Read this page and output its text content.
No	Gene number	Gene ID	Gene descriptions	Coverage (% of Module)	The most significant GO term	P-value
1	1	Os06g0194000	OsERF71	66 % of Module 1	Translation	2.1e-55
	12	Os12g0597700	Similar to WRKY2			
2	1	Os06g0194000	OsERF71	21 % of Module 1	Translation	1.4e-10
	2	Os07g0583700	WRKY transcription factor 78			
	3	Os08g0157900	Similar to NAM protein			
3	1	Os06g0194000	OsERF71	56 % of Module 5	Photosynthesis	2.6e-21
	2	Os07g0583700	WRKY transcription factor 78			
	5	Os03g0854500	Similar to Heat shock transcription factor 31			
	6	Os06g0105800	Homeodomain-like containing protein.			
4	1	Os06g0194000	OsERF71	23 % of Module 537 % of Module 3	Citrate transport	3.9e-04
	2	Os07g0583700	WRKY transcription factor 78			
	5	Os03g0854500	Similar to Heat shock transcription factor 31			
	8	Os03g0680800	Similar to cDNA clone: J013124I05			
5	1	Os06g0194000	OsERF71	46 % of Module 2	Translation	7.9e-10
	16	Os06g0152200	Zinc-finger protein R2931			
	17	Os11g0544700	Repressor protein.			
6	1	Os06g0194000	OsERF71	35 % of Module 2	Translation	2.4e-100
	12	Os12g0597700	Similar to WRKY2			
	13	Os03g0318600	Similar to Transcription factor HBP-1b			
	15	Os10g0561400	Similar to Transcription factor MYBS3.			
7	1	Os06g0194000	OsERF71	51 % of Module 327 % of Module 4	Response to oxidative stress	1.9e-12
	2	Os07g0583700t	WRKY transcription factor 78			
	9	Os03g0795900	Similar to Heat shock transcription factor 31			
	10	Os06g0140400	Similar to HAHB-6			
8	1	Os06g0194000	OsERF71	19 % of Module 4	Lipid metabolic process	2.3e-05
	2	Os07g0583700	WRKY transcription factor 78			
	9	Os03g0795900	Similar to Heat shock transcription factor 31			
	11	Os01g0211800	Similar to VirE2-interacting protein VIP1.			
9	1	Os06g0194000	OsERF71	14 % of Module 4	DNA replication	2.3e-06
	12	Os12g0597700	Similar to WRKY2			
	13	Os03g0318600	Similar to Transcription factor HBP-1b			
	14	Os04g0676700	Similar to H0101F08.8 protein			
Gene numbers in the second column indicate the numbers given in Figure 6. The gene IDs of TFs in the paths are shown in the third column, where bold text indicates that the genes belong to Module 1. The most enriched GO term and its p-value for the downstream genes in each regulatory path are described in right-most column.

-=-=-=-=-

• What the task asks:
Your response should be the lines of the entries above that include the string "most".

• The answer:
No	Gene number	Gene ID	Gene descriptions	Coverage (% of Module)	The most significant GO term	P-value
Gene numbers in the second column indicate the numbers given in Figure 6. The gene IDs of TFs in the paths are shown in the third column, where bold text indicates that the genes belong to Module 1. The most enriched GO term and its p-value for the downstream genes in each regulatory path are described in right-most column.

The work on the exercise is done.